Stored items

********************

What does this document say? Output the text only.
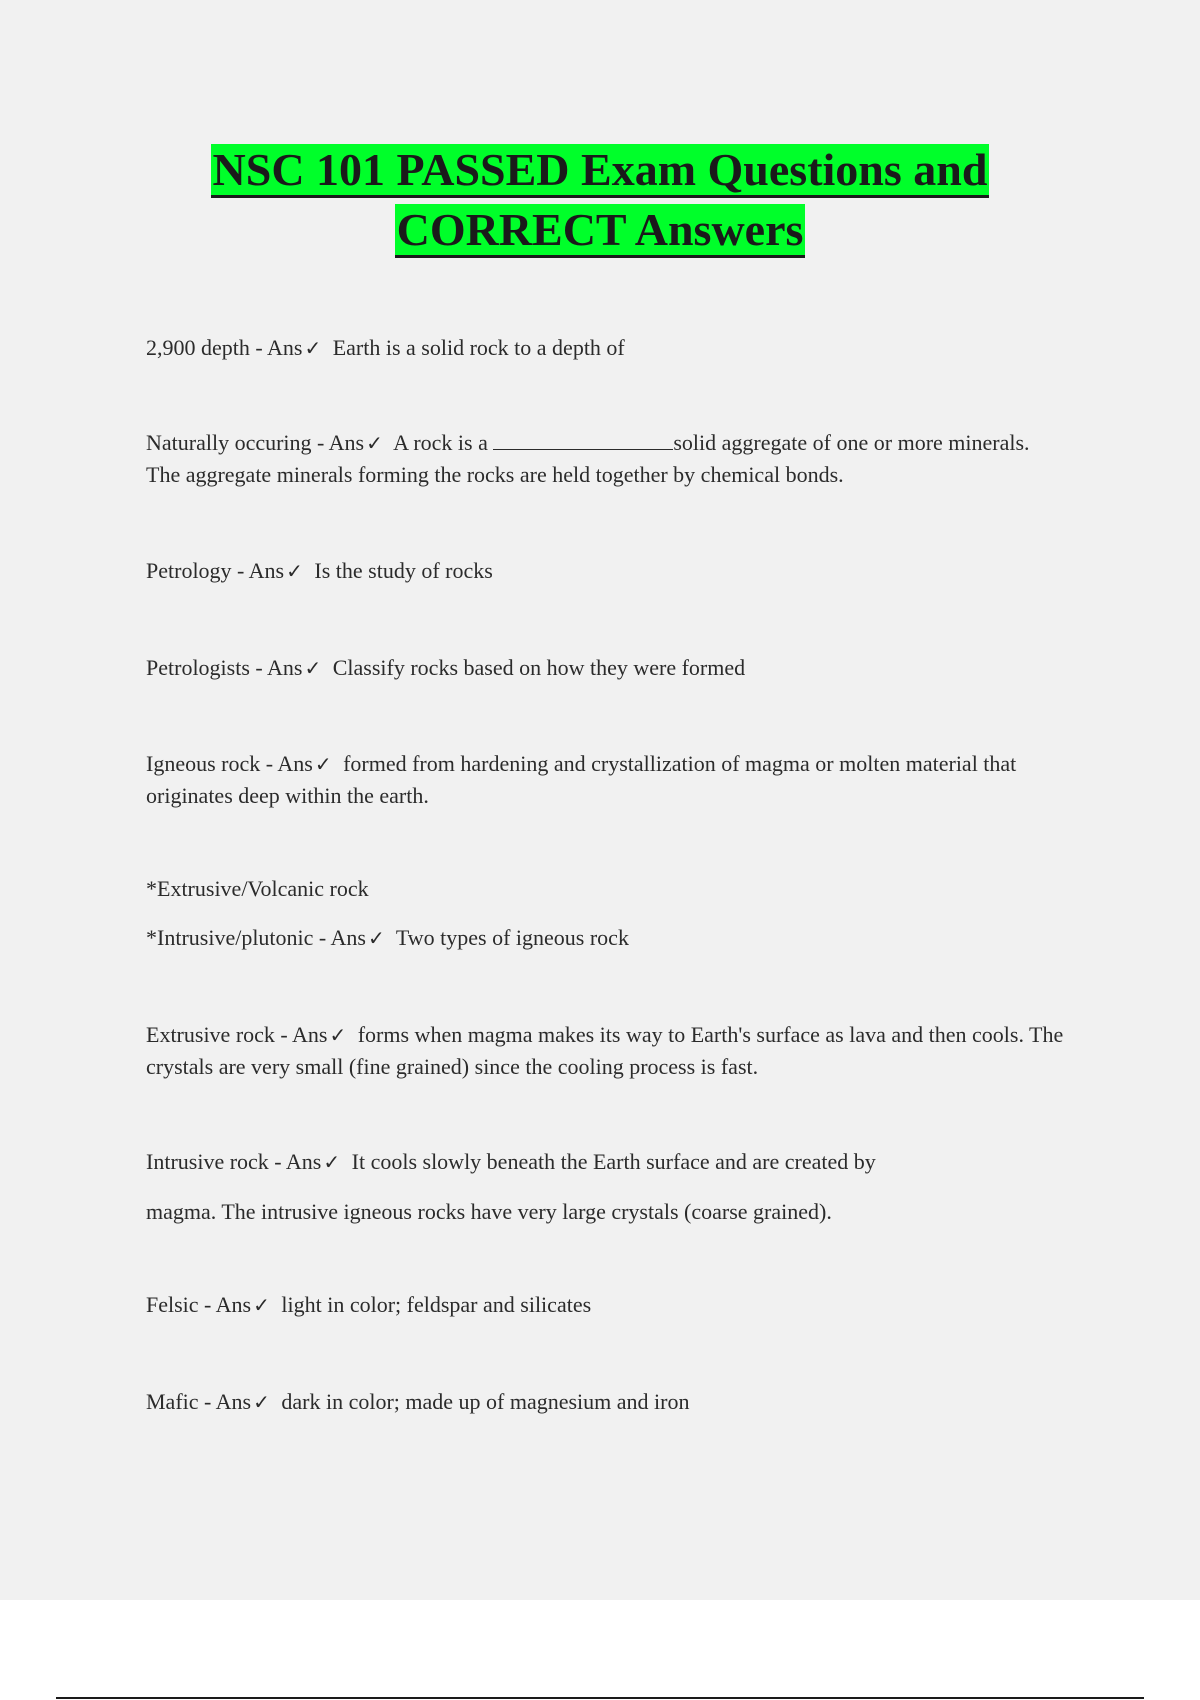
NSC 101 PASSED Exam Questions and
CORRECT Answers

2,900 depth - Ans ✓ Earth is a solid rock to a depth of

Naturally occuring - Ans ✓ A rock is a	solid aggregate of one or more minerals. The aggregate minerals forming the rocks are held together by chemical bonds.

Petrology - Ans ✓ Is the study of rocks

Petrologists - Ans ✓ Classify rocks based on how they were formed

Igneous rock - Ans ✓ formed from hardening and crystallization of magma or molten material that originates deep within the earth.

*Extrusive/Volcanic rock

*Intrusive/plutonic - Ans ✓ Two types of igneous rock

Extrusive rock - Ans ✓ forms when magma makes its way to Earth's surface as lava and then cools. The crystals are very small (fine grained) since the cooling process is fast.

Intrusive rock - Ans ✓ It cools slowly beneath the Earth surface and are created by
magma. The intrusive igneous rocks have very large crystals (coarse grained).

Felsic - Ans ✓ light in color; feldspar and silicates

Mafic - Ans ✓ dark in color; made up of magnesium and iron
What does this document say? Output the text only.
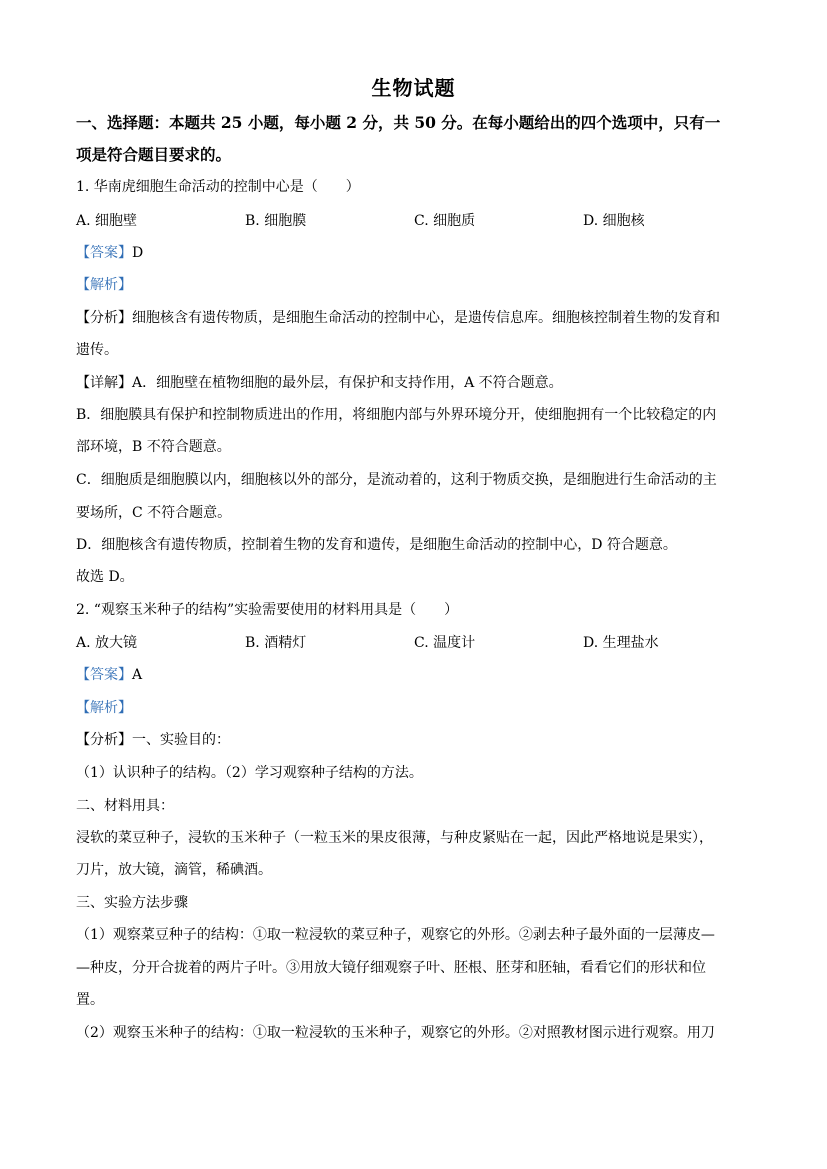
生物试题
一、选择题：本题共 25 小题，每小题 2 分，共 50 分。在每小题给出的四个选项中，只有一
项是符合题目要求的。
1. 华南虎细胞生命活动的控制中心是（　　）
A. 细胞壁	B. 细胞膜	C. 细胞质	D. 细胞核
【答案】D
【解析】
【分析】细胞核含有遗传物质，是细胞生命活动的控制中心，是遗传信息库。细胞核控制着生物的发育和
遗传。
【详解】A．细胞壁在植物细胞的最外层，有保护和支持作用，A 不符合题意。
B．细胞膜具有保护和控制物质进出的作用，将细胞内部与外界环境分开，使细胞拥有一个比较稳定的内
部环境，B 不符合题意。
C．细胞质是细胞膜以内，细胞核以外的部分，是流动着的，这利于物质交换，是细胞进行生命活动的主
要场所，C 不符合题意。
D．细胞核含有遗传物质，控制着生物的发育和遗传，是细胞生命活动的控制中心，D 符合题意。
故选 D。
2. “观察玉米种子的结构”实验需要使用的材料用具是（　　）
A. 放大镜	B. 酒精灯	C. 温度计	D. 生理盐水
【答案】A
【解析】
【分析】一、实验目的：
（1）认识种子的结构。（2）学习观察种子结构的方法。
二、材料用具：
浸软的菜豆种子，浸软的玉米种子（一粒玉米的果皮很薄，与种皮紧贴在一起，因此严格地说是果实），
刀片，放大镜，滴管，稀碘酒。
三、实验方法步骤
（1）观察菜豆种子的结构：①取一粒浸软的菜豆种子，观察它的外形。②剥去种子最外面的一层薄皮—
—种皮，分开合拢着的两片子叶。③用放大镜仔细观察子叶、胚根、胚芽和胚轴，看看它们的形状和位
置。
（2）观察玉米种子的结构：①取一粒浸软的玉米种子，观察它的外形。②对照教材图示进行观察。用刀
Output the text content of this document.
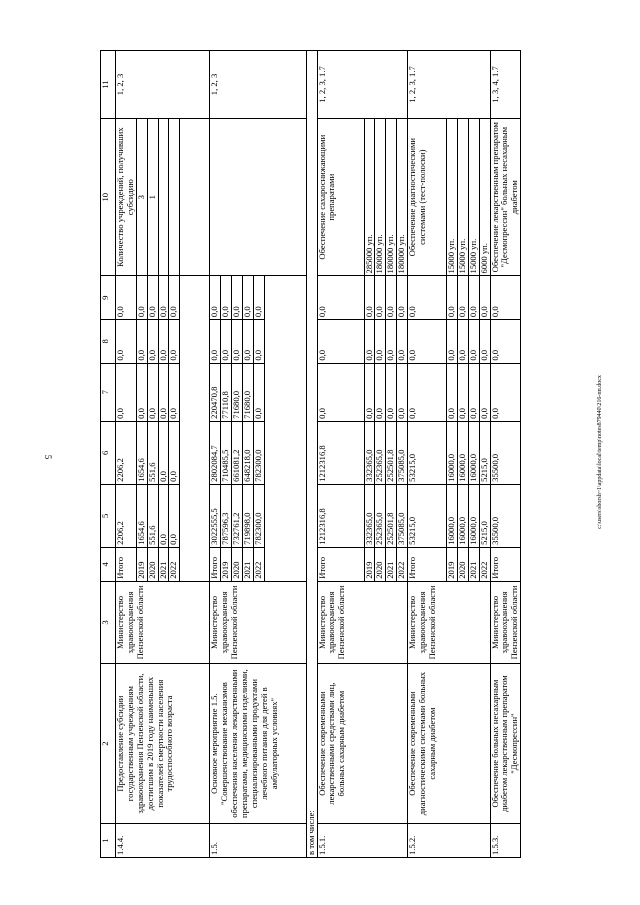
5	c:\users\sborsh~1\appdata\local\temp\notes879440\216-пп.docx
1	2	3	4	5	6	7	8	9	10	11
1.4.4.	Предоставление субсидии государственным учреждениям здравоохранения Пензенской области, достигшим в 2019 году наименьших показателей смертности населения трудоспособного возраста	Министерство здравоохранения Пензенской области	Итого	2206,2	2206,2	0,0	0,0	0,0	Количество учреждений, получивших субсидию	1, 2, 3
			2019	1654,6	1654,6	0,0	0,0	0,0	3	
			2020	551,6	551,6	0,0	0,0	0,0	1	
			2021	0,0	0,0	0,0	0,0	0,0		
			2022	0,0	0,0	0,0	0,0	0,0		

1.5.	Основное мероприятие 1.5. "Совершенствование механизмов обеспечения населения лекарственными препаратами, медицинскими изделиями, специализированными продуктами лечебного питания для детей в амбулаторных условиях"	Министерство здравоохранения Пензенской области	Итого	3022555,5	2802084,7	220470,8	0,0	0,0		1, 2, 3
			2019	787596,3	710485,5	77110,8	0,0	0,0		
			2020	732761,2	661081,2	71680,0	0,0	0,0		
			2021	719898,0	648218,0	71680,0	0,0	0,0		
			2022	782300,0	782300,0	0,0	0,0	0,0		

в том числе:										
1.5.1.	Обеспечение современными лекарственными средствами лиц, больных сахарным диабетом	Министерство здравоохранения Пензенской области	Итого	1212316,8	1212316,8	0,0	0,0	0,0	Обеспечение сахароснижающими препаратами	1, 2, 3, 1.7
			2019	332365,0	332365,0	0,0	0,0	0,0	285000 уп.	
			2020	252365,0	252365,0	0,0	0,0	0,0	180000 уп.	
			2021	252501,8	252501,8	0,0	0,0	0,0	180000 уп.	
			2022	375085,0	375085,0	0,0	0,0	0,0	180000 уп.	
1.5.2.	Обеспечение современными диагностическими системами больных сахарным диабетом	Министерство здравоохранения Пензенской области	Итого	53215,0	53215,0	0,0	0,0	0,0	Обеспечение диагностическими системами (тест-полоски)	1, 2, 3, 1.7
			2019	16000,0	16000,0	0,0	0,0	0,0	15000 уп.	
			2020	16000,0	16000,0	0,0	0,0	0,0	15000 уп.	
			2021	16000,0	16000,0	0,0	0,0	0,0	15000 уп.	
			2022	5215,0	5215,0	0,0	0,0	0,0	6000 уп.	
1.5.3.	Обеспечение больных несахарным диабетом лекарственным препаратом "Десмопрессин"	Министерство здравоохранения Пензенской области	Итого	35500,0	35500,0	0,0	0,0	0,0	Обеспечение лекарственным препаратом "Десмопрессин" больных несахарным диабетом	1, 3, 4, 1.7
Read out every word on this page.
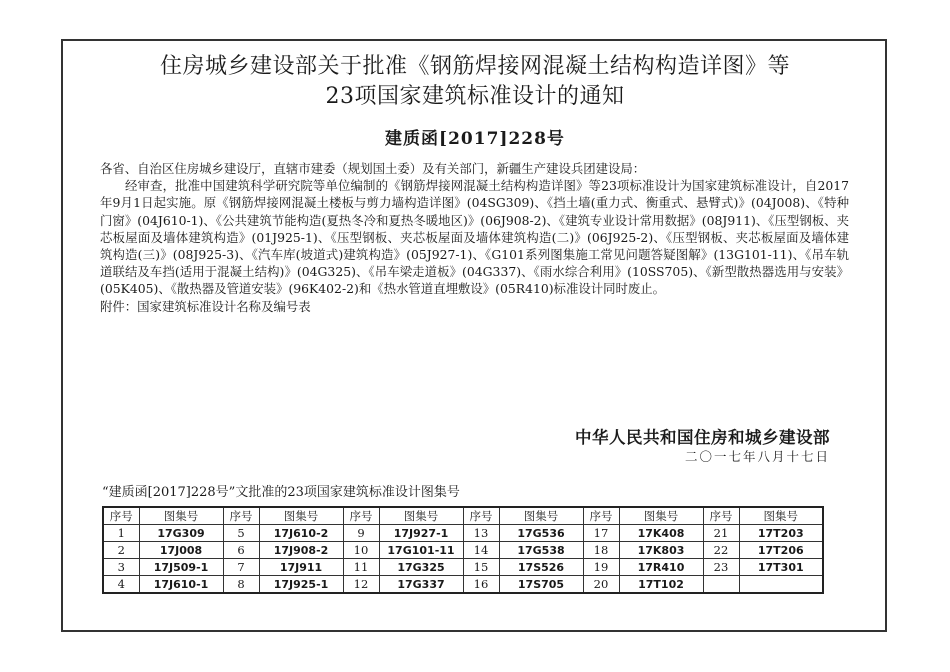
住房城乡建设部关于批准《钢筋焊接网混凝土结构构造详图》等
23项国家建筑标准设计的通知
建质函[2017]228号

各省、自治区住房城乡建设厅，直辖市建委（规划国土委）及有关部门，新疆生产建设兵团建设局：

经审查，批准中国建筑科学研究院等单位编制的《钢筋焊接网混凝土结构构造详图》等23项标准设计为国家建筑标准设计，自2017年9月1日起实施。原《钢筋焊接网混凝土楼板与剪力墙构造详图》(04SG309)、《挡土墙(重力式、衡重式、悬臂式)》(04J008)、《特种门窗》(04J610-1)、《公共建筑节能构造(夏热冬冷和夏热冬暖地区)》(06J908-2)、《建筑专业设计常用数据》(08J911)、《压型钢板、夹芯板屋面及墙体建筑构造》(01J925-1)、《压型钢板、夹芯板屋面及墙体建筑构造(二)》(06J925-2)、《压型钢板、夹芯板屋面及墙体建筑构造(三)》(08J925-3)、《汽车库(坡道式)建筑构造》(05J927-1)、《G101系列图集施工常见问题答疑图解》(13G101-11)、《吊车轨道联结及车挡(适用于混凝土结构)》(04G325)、《吊车梁走道板》(04G337)、《雨水综合利用》(10SS705)、《新型散热器选用与安装》(05K405)、《散热器及管道安装》(96K402-2)和《热水管道直埋敷设》(05R410)标准设计同时废止。

附件：国家建筑标准设计名称及编号表

中华人民共和国住房和城乡建设部
二〇一七年八月十七日
“建质函[2017]228号”文批准的23项国家建筑标准设计图集号
序号	图集号	序号	图集号	序号	图集号	序号	图集号	序号	图集号	序号	图集号
1	17G309	5	17J610-2	9	17J927-1	13	17G536	17	17K408	21	17T203
2	17J008	6	17J908-2	10	17G101-11	14	17G538	18	17K803	22	17T206
3	17J509-1	7	17J911	11	17G325	15	17S526	19	17R410	23	17T301
4	17J610-1	8	17J925-1	12	17G337	16	17S705	20	17T102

********************

Write out the whole listing exactly, and drop the pictures.

RESULT FOR THIS TASK ::
What does this document say? Output the text only.
NSC 101 PASSED Exam Questions and
CORRECT Answers

2,900 depth - Ans ✓ Earth is a solid rock to a depth of

Naturally occuring - Ans ✓ A rock is a	solid aggregate of one or more minerals. The aggregate minerals forming the rocks are held together by chemical bonds.

Petrology - Ans ✓ Is the study of rocks

Petrologists - Ans ✓ Classify rocks based on how they were formed

Igneous rock - Ans ✓ formed from hardening and crystallization of magma or molten material that originates deep within the earth.

*Extrusive/Volcanic rock

*Intrusive/plutonic - Ans ✓ Two types of igneous rock

Extrusive rock - Ans ✓ forms when magma makes its way to Earth's surface as lava and then cools. The crystals are very small (fine grained) since the cooling process is fast.

Intrusive rock - Ans ✓ It cools slowly beneath the Earth surface and are created by
magma. The intrusive igneous rocks have very large crystals (coarse grained).

Felsic - Ans ✓ light in color; feldspar and silicates

Mafic - Ans ✓ dark in color; made up of magnesium and iron
What does this document say? Output the text only.
生物试题
一、选择题：本题共 25 小题，每小题 2 分，共 50 分。在每小题给出的四个选项中，只有一
项是符合题目要求的。
1. 华南虎细胞生命活动的控制中心是（　　）
A. 细胞壁	B. 细胞膜	C. 细胞质	D. 细胞核
【答案】D
【解析】
【分析】细胞核含有遗传物质，是细胞生命活动的控制中心，是遗传信息库。细胞核控制着生物的发育和
遗传。
【详解】A．细胞壁在植物细胞的最外层，有保护和支持作用，A 不符合题意。
B．细胞膜具有保护和控制物质进出的作用，将细胞内部与外界环境分开，使细胞拥有一个比较稳定的内
部环境，B 不符合题意。
C．细胞质是细胞膜以内，细胞核以外的部分，是流动着的，这利于物质交换，是细胞进行生命活动的主
要场所，C 不符合题意。
D．细胞核含有遗传物质，控制着生物的发育和遗传，是细胞生命活动的控制中心，D 符合题意。
故选 D。
2. “观察玉米种子的结构”实验需要使用的材料用具是（　　）
A. 放大镜	B. 酒精灯	C. 温度计	D. 生理盐水
【答案】A
【解析】
【分析】一、实验目的：
（1）认识种子的结构。（2）学习观察种子结构的方法。
二、材料用具：
浸软的菜豆种子，浸软的玉米种子（一粒玉米的果皮很薄，与种皮紧贴在一起，因此严格地说是果实），
刀片，放大镜，滴管，稀碘酒。
三、实验方法步骤
（1）观察菜豆种子的结构：①取一粒浸软的菜豆种子，观察它的外形。②剥去种子最外面的一层薄皮—
—种皮，分开合拢着的两片子叶。③用放大镜仔细观察子叶、胚根、胚芽和胚轴，看看它们的形状和位
置。
（2）观察玉米种子的结构：①取一粒浸软的玉米种子，观察它的外形。②对照教材图示进行观察。用刀
Output the text content of this document.
5	c:\users\sborsh~1\appdata\local\temp\notes879440\216-пп.docx
1	2	3	4	5	6	7	8	9	10	11
1.4.4.	Предоставление субсидии государственным учреждениям здравоохранения Пензенской области, достигшим в 2019 году наименьших показателей смертности населения трудоспособного возраста	Министерство здравоохранения Пензенской области	Итого	2206,2	2206,2	0,0	0,0	0,0	Количество учреждений, получивших субсидию	1, 2, 3
			2019	1654,6	1654,6	0,0	0,0	0,0	3	
			2020	551,6	551,6	0,0	0,0	0,0	1	
			2021	0,0	0,0	0,0	0,0	0,0		
			2022	0,0	0,0	0,0	0,0	0,0		

1.5.	Основное мероприятие 1.5. "Совершенствование механизмов обеспечения населения лекарственными препаратами, медицинскими изделиями, специализированными продуктами лечебного питания для детей в амбулаторных условиях"	Министерство здравоохранения Пензенской области	Итого	3022555,5	2802084,7	220470,8	0,0	0,0		1, 2, 3
			2019	787596,3	710485,5	77110,8	0,0	0,0		
			2020	732761,2	661081,2	71680,0	0,0	0,0		
			2021	719898,0	648218,0	71680,0	0,0	0,0		
			2022	782300,0	782300,0	0,0	0,0	0,0		

в том числе:										
1.5.1.	Обеспечение современными лекарственными средствами лиц, больных сахарным диабетом	Министерство здравоохранения Пензенской области	Итого	1212316,8	1212316,8	0,0	0,0	0,0	Обеспечение сахароснижающими препаратами	1, 2, 3, 1.7
			2019	332365,0	332365,0	0,0	0,0	0,0	285000 уп.	
			2020	252365,0	252365,0	0,0	0,0	0,0	180000 уп.	
			2021	252501,8	252501,8	0,0	0,0	0,0	180000 уп.	
			2022	375085,0	375085,0	0,0	0,0	0,0	180000 уп.	
1.5.2.	Обеспечение современными диагностическими системами больных сахарным диабетом	Министерство здравоохранения Пензенской области	Итого	53215,0	53215,0	0,0	0,0	0,0	Обеспечение диагностическими системами (тест-полоски)	1, 2, 3, 1.7
			2019	16000,0	16000,0	0,0	0,0	0,0	15000 уп.	
			2020	16000,0	16000,0	0,0	0,0	0,0	15000 уп.	
			2021	16000,0	16000,0	0,0	0,0	0,0	15000 уп.	
			2022	5215,0	5215,0	0,0	0,0	0,0	6000 уп.	
1.5.3.	Обеспечение больных несахарным диабетом лекарственным препаратом "Десмопрессин"	Министерство здравоохранения Пензенской области	Итого	35500,0	35500,0	0,0	0,0	0,0	Обеспечение лекарственным препаратом "Десмопрессин" больных несахарным диабетом	1, 3, 4, 1.7
Read out every word on this page.
住房城乡建设部关于批准《钢筋焊接网混凝土结构构造详图》等
23项国家建筑标准设计的通知
建质函[2017]228号

各省、自治区住房城乡建设厅，直辖市建委（规划国土委）及有关部门，新疆生产建设兵团建设局：

经审查，批准中国建筑科学研究院等单位编制的《钢筋焊接网混凝土结构构造详图》等23项标准设计为国家建筑标准设计，自2017年9月1日起实施。原《钢筋焊接网混凝土楼板与剪力墙构造详图》(04SG309)、《挡土墙(重力式、衡重式、悬臂式)》(04J008)、《特种门窗》(04J610-1)、《公共建筑节能构造(夏热冬冷和夏热冬暖地区)》(06J908-2)、《建筑专业设计常用数据》(08J911)、《压型钢板、夹芯板屋面及墙体建筑构造》(01J925-1)、《压型钢板、夹芯板屋面及墙体建筑构造(二)》(06J925-2)、《压型钢板、夹芯板屋面及墙体建筑构造(三)》(08J925-3)、《汽车库(坡道式)建筑构造》(05J927-1)、《G101系列图集施工常见问题答疑图解》(13G101-11)、《吊车轨道联结及车挡(适用于混凝土结构)》(04G325)、《吊车梁走道板》(04G337)、《雨水综合利用》(10SS705)、《新型散热器选用与安装》(05K405)、《散热器及管道安装》(96K402-2)和《热水管道直埋敷设》(05R410)标准设计同时废止。

附件：国家建筑标准设计名称及编号表

中华人民共和国住房和城乡建设部
二〇一七年八月十七日
“建质函[2017]228号”文批准的23项国家建筑标准设计图集号
序号	图集号	序号	图集号	序号	图集号	序号	图集号	序号	图集号	序号	图集号
1	17G309	5	17J610-2	9	17J927-1	13	17G536	17	17K408	21	17T203
2	17J008	6	17J908-2	10	17G101-11	14	17G538	18	17K803	22	17T206
3	17J509-1	7	17J911	11	17G325	15	17S526	19	17R410	23	17T301
4	17J610-1	8	17J925-1	12	17G337	16	17S705	20	17T102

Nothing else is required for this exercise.